What is being asked:
Copy out the data below as written; omit any images.

* Start *

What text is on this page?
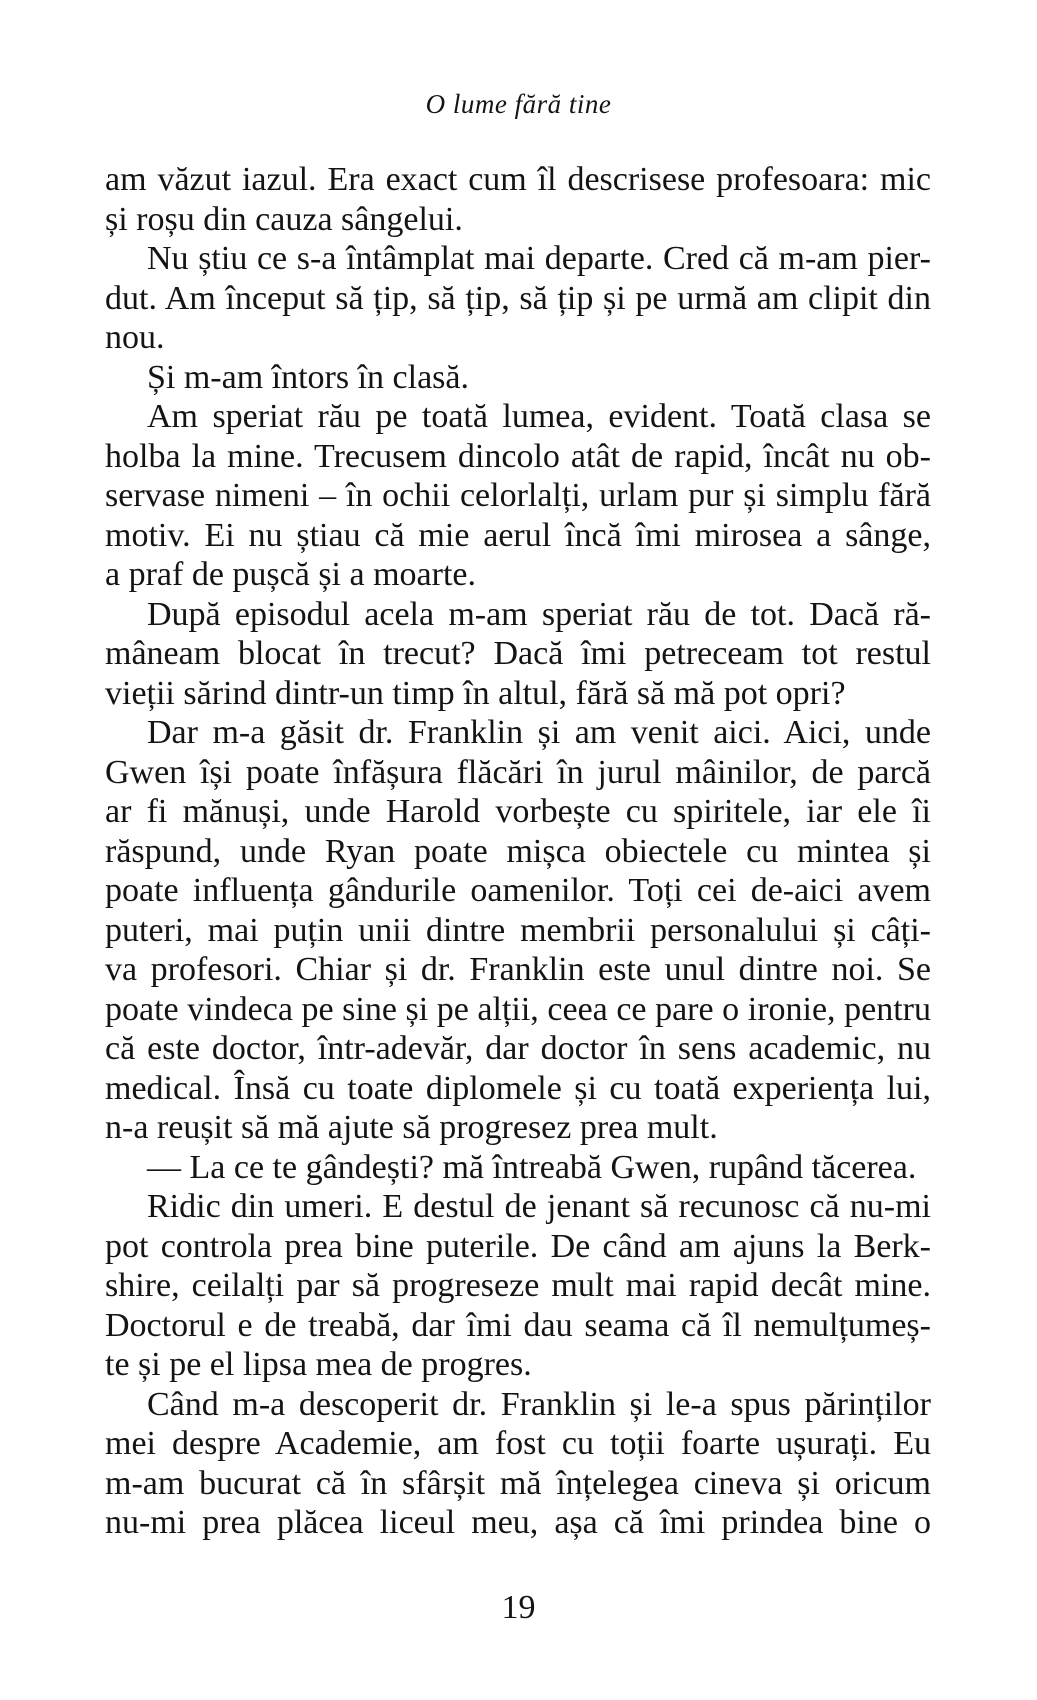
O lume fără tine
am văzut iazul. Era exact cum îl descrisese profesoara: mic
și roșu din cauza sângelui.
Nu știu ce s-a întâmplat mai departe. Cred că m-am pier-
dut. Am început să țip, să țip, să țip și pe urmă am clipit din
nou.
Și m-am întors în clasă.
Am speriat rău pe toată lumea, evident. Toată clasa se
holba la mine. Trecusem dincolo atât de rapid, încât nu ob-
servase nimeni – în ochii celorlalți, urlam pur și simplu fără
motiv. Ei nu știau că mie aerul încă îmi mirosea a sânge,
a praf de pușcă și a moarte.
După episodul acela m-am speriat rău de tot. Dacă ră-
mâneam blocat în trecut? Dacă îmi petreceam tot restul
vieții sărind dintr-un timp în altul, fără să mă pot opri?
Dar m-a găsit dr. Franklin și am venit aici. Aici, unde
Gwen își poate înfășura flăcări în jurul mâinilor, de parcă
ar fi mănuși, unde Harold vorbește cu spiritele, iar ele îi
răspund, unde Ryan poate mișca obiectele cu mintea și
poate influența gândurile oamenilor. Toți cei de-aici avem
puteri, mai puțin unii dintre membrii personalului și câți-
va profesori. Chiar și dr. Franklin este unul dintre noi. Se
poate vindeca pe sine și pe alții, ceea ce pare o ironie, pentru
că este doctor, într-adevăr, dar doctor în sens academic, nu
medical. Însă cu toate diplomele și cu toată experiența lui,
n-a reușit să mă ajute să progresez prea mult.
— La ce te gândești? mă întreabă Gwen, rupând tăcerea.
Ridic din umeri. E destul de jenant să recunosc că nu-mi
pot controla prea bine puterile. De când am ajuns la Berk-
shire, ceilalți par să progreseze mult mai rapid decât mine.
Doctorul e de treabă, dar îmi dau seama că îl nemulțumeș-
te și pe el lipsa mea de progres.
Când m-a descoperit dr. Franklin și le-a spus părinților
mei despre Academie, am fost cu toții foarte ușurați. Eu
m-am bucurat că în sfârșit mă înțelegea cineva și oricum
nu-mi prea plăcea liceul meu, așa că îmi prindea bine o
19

* End *

Output below:
What text is on this page?
O lume fără tine
am văzut iazul. Era exact cum îl descrisese profesoara: mic
și roșu din cauza sângelui.
Nu știu ce s-a întâmplat mai departe. Cred că m-am pier-
dut. Am început să țip, să țip, să țip și pe urmă am clipit din
nou.
Și m-am întors în clasă.
Am speriat rău pe toată lumea, evident. Toată clasa se
holba la mine. Trecusem dincolo atât de rapid, încât nu ob-
servase nimeni – în ochii celorlalți, urlam pur și simplu fără
motiv. Ei nu știau că mie aerul încă îmi mirosea a sânge,
a praf de pușcă și a moarte.
După episodul acela m-am speriat rău de tot. Dacă ră-
mâneam blocat în trecut? Dacă îmi petreceam tot restul
vieții sărind dintr-un timp în altul, fără să mă pot opri?
Dar m-a găsit dr. Franklin și am venit aici. Aici, unde
Gwen își poate înfășura flăcări în jurul mâinilor, de parcă
ar fi mănuși, unde Harold vorbește cu spiritele, iar ele îi
răspund, unde Ryan poate mișca obiectele cu mintea și
poate influența gândurile oamenilor. Toți cei de-aici avem
puteri, mai puțin unii dintre membrii personalului și câți-
va profesori. Chiar și dr. Franklin este unul dintre noi. Se
poate vindeca pe sine și pe alții, ceea ce pare o ironie, pentru
că este doctor, într-adevăr, dar doctor în sens academic, nu
medical. Însă cu toate diplomele și cu toată experiența lui,
n-a reușit să mă ajute să progresez prea mult.
— La ce te gândești? mă întreabă Gwen, rupând tăcerea.
Ridic din umeri. E destul de jenant să recunosc că nu-mi
pot controla prea bine puterile. De când am ajuns la Berk-
shire, ceilalți par să progreseze mult mai rapid decât mine.
Doctorul e de treabă, dar îmi dau seama că îl nemulțumeș-
te și pe el lipsa mea de progres.
Când m-a descoperit dr. Franklin și le-a spus părinților
mei despre Academie, am fost cu toții foarte ușurați. Eu
m-am bucurat că în sfârșit mă înțelegea cineva și oricum
nu-mi prea plăcea liceul meu, așa că îmi prindea bine o
19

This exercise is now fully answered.